◆ **Working data**
# # # #

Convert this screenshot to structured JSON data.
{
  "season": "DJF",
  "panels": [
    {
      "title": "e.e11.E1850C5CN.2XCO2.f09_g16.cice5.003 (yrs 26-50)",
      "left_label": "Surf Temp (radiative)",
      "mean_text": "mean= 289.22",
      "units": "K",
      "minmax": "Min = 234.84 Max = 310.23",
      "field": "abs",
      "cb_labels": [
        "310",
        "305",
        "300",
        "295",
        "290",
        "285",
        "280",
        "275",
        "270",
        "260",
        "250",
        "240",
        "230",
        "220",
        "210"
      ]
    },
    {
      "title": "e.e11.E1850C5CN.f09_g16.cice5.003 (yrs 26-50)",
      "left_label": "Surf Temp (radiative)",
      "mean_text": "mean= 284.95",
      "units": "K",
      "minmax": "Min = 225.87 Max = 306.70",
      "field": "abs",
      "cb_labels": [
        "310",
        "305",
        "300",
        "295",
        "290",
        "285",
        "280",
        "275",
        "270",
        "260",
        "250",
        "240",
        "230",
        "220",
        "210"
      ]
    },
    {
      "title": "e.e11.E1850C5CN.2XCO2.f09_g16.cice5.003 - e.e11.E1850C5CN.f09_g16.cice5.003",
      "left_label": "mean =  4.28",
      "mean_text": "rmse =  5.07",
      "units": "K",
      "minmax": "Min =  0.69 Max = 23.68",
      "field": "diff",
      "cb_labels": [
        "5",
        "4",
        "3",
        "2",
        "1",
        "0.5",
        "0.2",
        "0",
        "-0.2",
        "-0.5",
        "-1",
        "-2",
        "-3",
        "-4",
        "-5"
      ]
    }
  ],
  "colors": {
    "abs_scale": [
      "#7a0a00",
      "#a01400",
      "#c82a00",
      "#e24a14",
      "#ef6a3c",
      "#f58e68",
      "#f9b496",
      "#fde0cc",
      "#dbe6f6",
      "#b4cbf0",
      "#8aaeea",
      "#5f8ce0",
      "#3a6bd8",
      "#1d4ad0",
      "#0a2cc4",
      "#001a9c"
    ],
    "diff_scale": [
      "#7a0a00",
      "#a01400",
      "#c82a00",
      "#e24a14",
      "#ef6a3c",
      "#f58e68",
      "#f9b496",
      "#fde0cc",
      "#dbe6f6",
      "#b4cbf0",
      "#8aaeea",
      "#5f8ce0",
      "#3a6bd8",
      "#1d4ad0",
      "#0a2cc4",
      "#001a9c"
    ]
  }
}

# # # #

◆ **What is asked**
Find all lines holding the string "title" and copy them.

◆ **Result of the task**
      "title": "e.e11.E1850C5CN.2XCO2.f09_g16.cice5.003 (yrs 26-50)",
      "title": "e.e11.E1850C5CN.f09_g16.cice5.003 (yrs 26-50)",
      "title": "e.e11.E1850C5CN.2XCO2.f09_g16.cice5.003 - e.e11.E1850C5CN.f09_g16.cice5.003",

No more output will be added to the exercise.